WRITTEN INSTRUCTION
Reproduce the lines below without any change, from the first one through the line that contains "119, 71, 134]", both included.
========
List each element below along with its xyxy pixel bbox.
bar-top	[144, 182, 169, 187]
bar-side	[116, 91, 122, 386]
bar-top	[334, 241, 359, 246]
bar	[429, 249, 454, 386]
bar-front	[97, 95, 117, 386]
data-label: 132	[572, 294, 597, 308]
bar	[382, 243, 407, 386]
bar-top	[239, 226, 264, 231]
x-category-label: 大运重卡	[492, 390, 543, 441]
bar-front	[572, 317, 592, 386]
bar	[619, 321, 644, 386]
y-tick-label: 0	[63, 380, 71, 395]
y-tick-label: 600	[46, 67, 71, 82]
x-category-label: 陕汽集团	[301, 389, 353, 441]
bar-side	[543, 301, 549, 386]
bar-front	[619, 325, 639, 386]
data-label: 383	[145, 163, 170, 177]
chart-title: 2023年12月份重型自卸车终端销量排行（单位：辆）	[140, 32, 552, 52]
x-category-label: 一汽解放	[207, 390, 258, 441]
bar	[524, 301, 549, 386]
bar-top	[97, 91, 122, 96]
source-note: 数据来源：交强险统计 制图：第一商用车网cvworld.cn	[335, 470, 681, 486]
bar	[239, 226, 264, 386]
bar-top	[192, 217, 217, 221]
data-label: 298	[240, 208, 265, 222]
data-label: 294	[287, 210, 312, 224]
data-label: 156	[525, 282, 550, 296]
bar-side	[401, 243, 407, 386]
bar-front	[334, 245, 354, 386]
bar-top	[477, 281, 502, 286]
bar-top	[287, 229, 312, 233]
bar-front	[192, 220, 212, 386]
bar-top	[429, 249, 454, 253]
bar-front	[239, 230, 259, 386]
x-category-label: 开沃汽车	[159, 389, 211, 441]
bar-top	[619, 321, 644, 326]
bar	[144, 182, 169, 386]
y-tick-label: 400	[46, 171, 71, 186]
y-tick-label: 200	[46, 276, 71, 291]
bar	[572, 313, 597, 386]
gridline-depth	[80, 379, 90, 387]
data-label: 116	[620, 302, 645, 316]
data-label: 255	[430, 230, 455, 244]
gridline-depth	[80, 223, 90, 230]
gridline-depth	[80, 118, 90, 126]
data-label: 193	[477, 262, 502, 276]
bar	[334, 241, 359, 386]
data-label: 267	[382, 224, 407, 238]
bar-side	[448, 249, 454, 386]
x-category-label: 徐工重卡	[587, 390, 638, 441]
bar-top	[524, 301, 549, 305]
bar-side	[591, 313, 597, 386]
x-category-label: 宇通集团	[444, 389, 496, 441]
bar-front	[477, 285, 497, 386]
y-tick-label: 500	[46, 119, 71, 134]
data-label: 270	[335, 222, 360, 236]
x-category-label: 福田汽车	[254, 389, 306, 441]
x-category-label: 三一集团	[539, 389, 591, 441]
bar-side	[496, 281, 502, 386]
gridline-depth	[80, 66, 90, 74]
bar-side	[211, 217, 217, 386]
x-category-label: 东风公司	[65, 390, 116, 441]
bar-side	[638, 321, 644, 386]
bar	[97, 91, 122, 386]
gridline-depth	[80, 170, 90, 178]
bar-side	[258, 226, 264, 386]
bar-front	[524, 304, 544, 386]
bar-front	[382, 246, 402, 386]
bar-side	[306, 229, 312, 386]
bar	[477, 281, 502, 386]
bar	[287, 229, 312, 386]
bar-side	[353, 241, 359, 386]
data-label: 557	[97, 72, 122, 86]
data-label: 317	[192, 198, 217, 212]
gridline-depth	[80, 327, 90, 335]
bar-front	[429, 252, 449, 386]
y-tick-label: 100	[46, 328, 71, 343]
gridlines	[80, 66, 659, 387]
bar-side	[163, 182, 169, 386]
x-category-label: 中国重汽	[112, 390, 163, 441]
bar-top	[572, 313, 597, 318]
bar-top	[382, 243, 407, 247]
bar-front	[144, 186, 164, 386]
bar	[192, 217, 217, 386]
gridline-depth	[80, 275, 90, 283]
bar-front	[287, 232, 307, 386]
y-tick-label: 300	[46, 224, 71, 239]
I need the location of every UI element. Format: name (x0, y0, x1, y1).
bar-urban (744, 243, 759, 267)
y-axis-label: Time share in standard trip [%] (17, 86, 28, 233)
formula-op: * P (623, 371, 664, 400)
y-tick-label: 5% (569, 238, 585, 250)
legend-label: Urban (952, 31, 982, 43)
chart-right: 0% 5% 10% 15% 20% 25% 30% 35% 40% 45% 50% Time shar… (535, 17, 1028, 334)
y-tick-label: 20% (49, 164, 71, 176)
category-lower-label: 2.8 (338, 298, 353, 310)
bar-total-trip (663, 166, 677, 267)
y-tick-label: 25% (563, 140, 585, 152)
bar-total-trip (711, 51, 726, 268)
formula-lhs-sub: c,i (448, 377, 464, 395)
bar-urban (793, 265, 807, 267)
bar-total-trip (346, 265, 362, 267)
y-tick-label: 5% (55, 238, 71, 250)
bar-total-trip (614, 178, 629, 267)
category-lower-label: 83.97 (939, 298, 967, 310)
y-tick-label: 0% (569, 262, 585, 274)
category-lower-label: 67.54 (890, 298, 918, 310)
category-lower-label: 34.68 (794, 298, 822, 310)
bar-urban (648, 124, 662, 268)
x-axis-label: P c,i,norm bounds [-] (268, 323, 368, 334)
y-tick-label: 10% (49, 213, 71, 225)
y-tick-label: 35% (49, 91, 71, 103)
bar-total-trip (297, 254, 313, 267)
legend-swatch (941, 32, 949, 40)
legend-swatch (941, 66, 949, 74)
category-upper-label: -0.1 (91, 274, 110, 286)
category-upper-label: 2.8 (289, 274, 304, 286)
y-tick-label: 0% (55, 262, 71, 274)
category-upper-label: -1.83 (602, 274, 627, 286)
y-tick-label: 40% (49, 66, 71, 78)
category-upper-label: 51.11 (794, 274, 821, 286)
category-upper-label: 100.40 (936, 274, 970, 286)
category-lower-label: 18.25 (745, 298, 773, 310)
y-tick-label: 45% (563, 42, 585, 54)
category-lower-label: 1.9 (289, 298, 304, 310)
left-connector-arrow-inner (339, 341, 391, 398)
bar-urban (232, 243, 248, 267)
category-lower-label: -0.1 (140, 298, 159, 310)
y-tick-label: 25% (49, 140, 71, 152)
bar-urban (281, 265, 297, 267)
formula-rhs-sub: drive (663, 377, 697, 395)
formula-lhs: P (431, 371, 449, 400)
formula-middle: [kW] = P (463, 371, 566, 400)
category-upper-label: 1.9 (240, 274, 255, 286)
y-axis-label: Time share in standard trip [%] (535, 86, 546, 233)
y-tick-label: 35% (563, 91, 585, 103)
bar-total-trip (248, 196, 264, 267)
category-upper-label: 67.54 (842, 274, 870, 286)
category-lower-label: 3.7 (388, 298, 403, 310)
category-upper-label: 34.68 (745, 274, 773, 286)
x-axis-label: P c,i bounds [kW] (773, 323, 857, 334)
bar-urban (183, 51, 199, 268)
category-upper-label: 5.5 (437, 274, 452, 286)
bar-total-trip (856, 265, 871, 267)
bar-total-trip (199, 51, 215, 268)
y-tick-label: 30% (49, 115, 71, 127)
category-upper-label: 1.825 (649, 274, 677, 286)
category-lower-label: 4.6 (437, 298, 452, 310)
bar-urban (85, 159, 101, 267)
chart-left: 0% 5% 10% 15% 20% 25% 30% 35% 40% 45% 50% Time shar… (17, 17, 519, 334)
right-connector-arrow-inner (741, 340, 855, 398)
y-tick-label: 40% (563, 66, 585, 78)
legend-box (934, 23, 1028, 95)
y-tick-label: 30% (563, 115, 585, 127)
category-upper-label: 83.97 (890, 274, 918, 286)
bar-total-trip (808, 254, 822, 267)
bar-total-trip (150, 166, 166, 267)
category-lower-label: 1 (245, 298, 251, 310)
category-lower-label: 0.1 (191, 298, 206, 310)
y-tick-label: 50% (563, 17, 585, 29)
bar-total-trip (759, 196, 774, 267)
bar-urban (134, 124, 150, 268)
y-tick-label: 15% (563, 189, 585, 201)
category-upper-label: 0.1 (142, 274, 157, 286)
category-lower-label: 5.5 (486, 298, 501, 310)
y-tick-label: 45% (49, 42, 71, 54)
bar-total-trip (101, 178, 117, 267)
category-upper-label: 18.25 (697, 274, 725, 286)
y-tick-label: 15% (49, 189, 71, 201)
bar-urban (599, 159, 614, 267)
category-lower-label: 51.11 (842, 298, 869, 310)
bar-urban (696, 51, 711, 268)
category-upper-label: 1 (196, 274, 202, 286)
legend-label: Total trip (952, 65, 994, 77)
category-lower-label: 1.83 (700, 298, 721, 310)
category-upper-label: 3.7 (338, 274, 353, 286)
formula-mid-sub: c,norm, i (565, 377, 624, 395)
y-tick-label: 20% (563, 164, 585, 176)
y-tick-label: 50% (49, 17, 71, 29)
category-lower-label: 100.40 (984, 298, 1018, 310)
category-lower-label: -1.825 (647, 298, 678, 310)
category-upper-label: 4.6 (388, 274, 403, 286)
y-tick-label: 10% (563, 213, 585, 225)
========
OUTPUT OF THE TASK
List each element below along with its xyxy pixel bbox.
bar-top	[144, 182, 169, 187]
bar-side	[116, 91, 122, 386]
bar-top	[334, 241, 359, 246]
bar	[429, 249, 454, 386]
bar-front	[97, 95, 117, 386]
data-label: 132	[572, 294, 597, 308]
bar	[382, 243, 407, 386]
bar-top	[239, 226, 264, 231]
x-category-label: 大运重卡	[492, 390, 543, 441]
bar-front	[572, 317, 592, 386]
bar	[619, 321, 644, 386]
y-tick-label: 0	[63, 380, 71, 395]
y-tick-label: 600	[46, 67, 71, 82]
x-category-label: 陕汽集团	[301, 389, 353, 441]
bar-side	[543, 301, 549, 386]
bar-front	[619, 325, 639, 386]
data-label: 383	[145, 163, 170, 177]
chart-title: 2023年12月份重型自卸车终端销量排行（单位：辆）	[140, 32, 552, 52]
x-category-label: 一汽解放	[207, 390, 258, 441]
bar	[524, 301, 549, 386]
bar-top	[97, 91, 122, 96]
source-note: 数据来源：交强险统计 制图：第一商用车网cvworld.cn	[335, 470, 681, 486]
bar	[239, 226, 264, 386]
bar-top	[192, 217, 217, 221]
data-label: 298	[240, 208, 265, 222]
data-label: 294	[287, 210, 312, 224]
data-label: 156	[525, 282, 550, 296]
bar-side	[401, 243, 407, 386]
bar-front	[334, 245, 354, 386]
bar-top	[477, 281, 502, 286]
bar-top	[287, 229, 312, 233]
bar-front	[192, 220, 212, 386]
bar-top	[429, 249, 454, 253]
bar-front	[239, 230, 259, 386]
x-category-label: 开沃汽车	[159, 389, 211, 441]
bar-top	[619, 321, 644, 326]
bar	[144, 182, 169, 386]
y-tick-label: 400	[46, 171, 71, 186]
y-tick-label: 200	[46, 276, 71, 291]
bar	[572, 313, 597, 386]
gridline-depth	[80, 379, 90, 387]
data-label: 116	[620, 302, 645, 316]
data-label: 255	[430, 230, 455, 244]
gridline-depth	[80, 223, 90, 230]
gridline-depth	[80, 118, 90, 126]
data-label: 193	[477, 262, 502, 276]
bar	[334, 241, 359, 386]
data-label: 267	[382, 224, 407, 238]
bar-side	[448, 249, 454, 386]
x-category-label: 徐工重卡	[587, 390, 638, 441]
bar-top	[524, 301, 549, 305]
bar-side	[591, 313, 597, 386]
x-category-label: 宇通集团	[444, 389, 496, 441]
bar-front	[477, 285, 497, 386]
y-tick-label: 500	[46, 119, 71, 134]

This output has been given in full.